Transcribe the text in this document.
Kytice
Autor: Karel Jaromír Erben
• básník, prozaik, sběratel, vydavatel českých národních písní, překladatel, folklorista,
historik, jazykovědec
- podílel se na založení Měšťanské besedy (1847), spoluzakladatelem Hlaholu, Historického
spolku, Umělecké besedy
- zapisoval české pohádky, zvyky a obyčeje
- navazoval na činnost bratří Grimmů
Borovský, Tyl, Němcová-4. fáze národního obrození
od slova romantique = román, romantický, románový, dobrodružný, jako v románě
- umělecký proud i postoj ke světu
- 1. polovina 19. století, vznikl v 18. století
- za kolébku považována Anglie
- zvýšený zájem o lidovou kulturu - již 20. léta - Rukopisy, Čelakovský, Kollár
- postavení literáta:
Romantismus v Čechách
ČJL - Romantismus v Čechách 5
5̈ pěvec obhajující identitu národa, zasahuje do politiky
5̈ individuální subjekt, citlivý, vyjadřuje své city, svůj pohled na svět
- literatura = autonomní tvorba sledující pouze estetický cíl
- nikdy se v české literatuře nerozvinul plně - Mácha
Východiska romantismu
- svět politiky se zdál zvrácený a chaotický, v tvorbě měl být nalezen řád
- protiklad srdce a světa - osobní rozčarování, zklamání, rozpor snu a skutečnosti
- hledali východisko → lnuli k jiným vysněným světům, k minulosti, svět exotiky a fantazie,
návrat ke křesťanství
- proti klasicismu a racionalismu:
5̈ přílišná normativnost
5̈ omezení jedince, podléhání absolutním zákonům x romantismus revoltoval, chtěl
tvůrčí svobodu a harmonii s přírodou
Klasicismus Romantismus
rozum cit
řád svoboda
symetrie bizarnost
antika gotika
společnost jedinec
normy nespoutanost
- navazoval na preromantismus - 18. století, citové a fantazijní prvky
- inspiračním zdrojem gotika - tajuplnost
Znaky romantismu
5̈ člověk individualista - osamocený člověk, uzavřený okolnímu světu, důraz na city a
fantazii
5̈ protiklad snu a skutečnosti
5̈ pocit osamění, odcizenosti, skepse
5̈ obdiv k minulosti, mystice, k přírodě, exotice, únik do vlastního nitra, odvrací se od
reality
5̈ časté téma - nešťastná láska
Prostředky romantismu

===

*WHAT YOU HAVE TO DO*:
Repeat all entries. Match them exactly.

*RESPONSE TO THE EXERCISE*:
Transcribe the text in this document.
Kytice
Autor: Karel Jaromír Erben
• básník, prozaik, sběratel, vydavatel českých národních písní, překladatel, folklorista,
historik, jazykovědec
- podílel se na založení Měšťanské besedy (1847), spoluzakladatelem Hlaholu, Historického
spolku, Umělecké besedy
- zapisoval české pohádky, zvyky a obyčeje
- navazoval na činnost bratří Grimmů
Borovský, Tyl, Němcová-4. fáze národního obrození
od slova romantique = román, romantický, románový, dobrodružný, jako v románě
- umělecký proud i postoj ke světu
- 1. polovina 19. století, vznikl v 18. století
- za kolébku považována Anglie
- zvýšený zájem o lidovou kulturu - již 20. léta - Rukopisy, Čelakovský, Kollár
- postavení literáta:
Romantismus v Čechách
ČJL - Romantismus v Čechách 5
5̈ pěvec obhajující identitu národa, zasahuje do politiky
5̈ individuální subjekt, citlivý, vyjadřuje své city, svůj pohled na svět
- literatura = autonomní tvorba sledující pouze estetický cíl
- nikdy se v české literatuře nerozvinul plně - Mácha
Východiska romantismu
- svět politiky se zdál zvrácený a chaotický, v tvorbě měl být nalezen řád
- protiklad srdce a světa - osobní rozčarování, zklamání, rozpor snu a skutečnosti
- hledali východisko → lnuli k jiným vysněným světům, k minulosti, svět exotiky a fantazie,
návrat ke křesťanství
- proti klasicismu a racionalismu:
5̈ přílišná normativnost
5̈ omezení jedince, podléhání absolutním zákonům x romantismus revoltoval, chtěl
tvůrčí svobodu a harmonii s přírodou
Klasicismus Romantismus
rozum cit
řád svoboda
symetrie bizarnost
antika gotika
společnost jedinec
normy nespoutanost
- navazoval na preromantismus - 18. století, citové a fantazijní prvky
- inspiračním zdrojem gotika - tajuplnost
Znaky romantismu
5̈ člověk individualista - osamocený člověk, uzavřený okolnímu světu, důraz na city a
fantazii
5̈ protiklad snu a skutečnosti
5̈ pocit osamění, odcizenosti, skepse
5̈ obdiv k minulosti, mystice, k přírodě, exotice, únik do vlastního nitra, odvrací se od
reality
5̈ časté téma - nešťastná láska
Prostředky romantismu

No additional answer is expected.